> **EXERCISE DESCRIPTION**
Reproduce the listing below without any change.

> **SUPPLIED DATA**
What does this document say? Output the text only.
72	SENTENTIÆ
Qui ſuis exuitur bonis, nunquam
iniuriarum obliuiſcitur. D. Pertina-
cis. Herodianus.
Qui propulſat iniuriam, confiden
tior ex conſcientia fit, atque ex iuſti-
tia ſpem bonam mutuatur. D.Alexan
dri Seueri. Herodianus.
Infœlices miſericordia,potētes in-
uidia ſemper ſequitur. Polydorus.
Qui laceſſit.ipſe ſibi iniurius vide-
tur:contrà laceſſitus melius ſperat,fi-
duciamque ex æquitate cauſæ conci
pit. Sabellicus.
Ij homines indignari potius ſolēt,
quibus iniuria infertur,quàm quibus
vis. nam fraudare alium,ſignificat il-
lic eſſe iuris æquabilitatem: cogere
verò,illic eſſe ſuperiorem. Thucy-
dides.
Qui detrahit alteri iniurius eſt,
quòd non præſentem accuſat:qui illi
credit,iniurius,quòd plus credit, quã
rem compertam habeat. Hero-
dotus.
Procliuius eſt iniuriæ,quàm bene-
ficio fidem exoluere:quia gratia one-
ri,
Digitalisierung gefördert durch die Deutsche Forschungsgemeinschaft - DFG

> **ANSWER TO THE PROBLEM**
What does this document say? Output the text only.
72	SENTENTIÆ
Qui ſuis exuitur bonis, nunquam
iniuriarum obliuiſcitur. D. Pertina-
cis. Herodianus.
Qui propulſat iniuriam, confiden
tior ex conſcientia fit, atque ex iuſti-
tia ſpem bonam mutuatur. D.Alexan
dri Seueri. Herodianus.
Infœlices miſericordia,potētes in-
uidia ſemper ſequitur. Polydorus.
Qui laceſſit.ipſe ſibi iniurius vide-
tur:contrà laceſſitus melius ſperat,fi-
duciamque ex æquitate cauſæ conci
pit. Sabellicus.
Ij homines indignari potius ſolēt,
quibus iniuria infertur,quàm quibus
vis. nam fraudare alium,ſignificat il-
lic eſſe iuris æquabilitatem: cogere
verò,illic eſſe ſuperiorem. Thucy-
dides.
Qui detrahit alteri iniurius eſt,
quòd non præſentem accuſat:qui illi
credit,iniurius,quòd plus credit, quã
rem compertam habeat. Hero-
dotus.
Procliuius eſt iniuriæ,quàm bene-
ficio fidem exoluere:quia gratia one-
ri,
Digitalisierung gefördert durch die Deutsche Forschungsgemeinschaft - DFG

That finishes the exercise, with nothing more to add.